Information given –
========================
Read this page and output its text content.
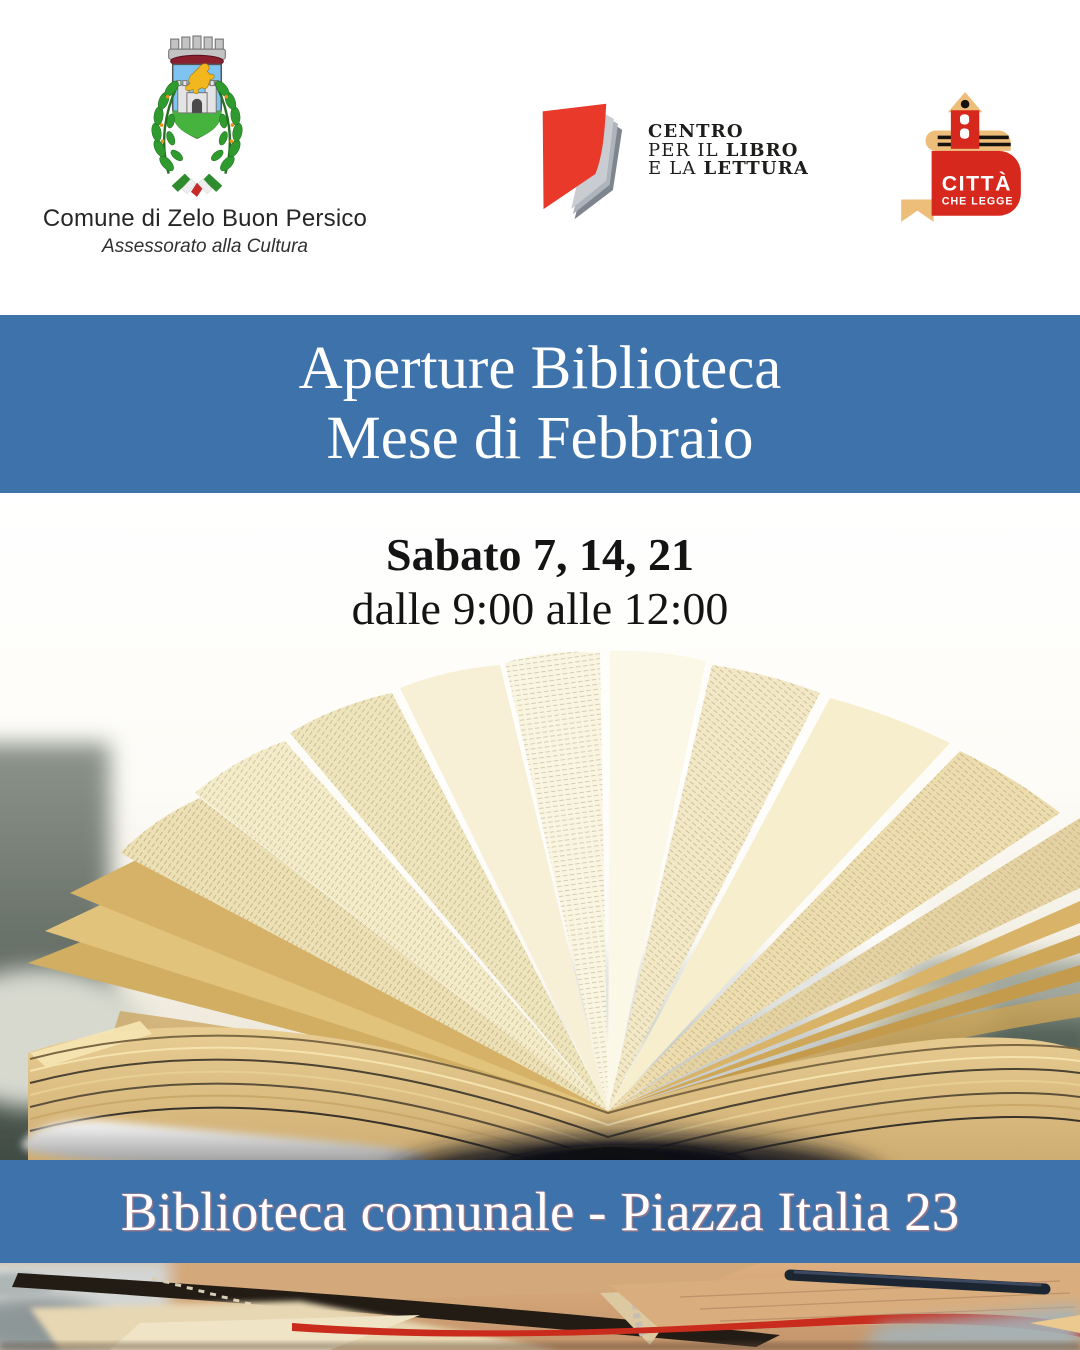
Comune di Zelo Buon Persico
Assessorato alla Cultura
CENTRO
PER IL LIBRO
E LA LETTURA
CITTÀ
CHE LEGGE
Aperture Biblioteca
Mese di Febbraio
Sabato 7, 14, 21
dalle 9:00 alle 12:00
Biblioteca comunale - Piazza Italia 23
========================
Direction – Of the lines above, copy each that contains "Biblioteca".

Task answer –
Aperture Biblioteca
Biblioteca comunale - Piazza Italia 23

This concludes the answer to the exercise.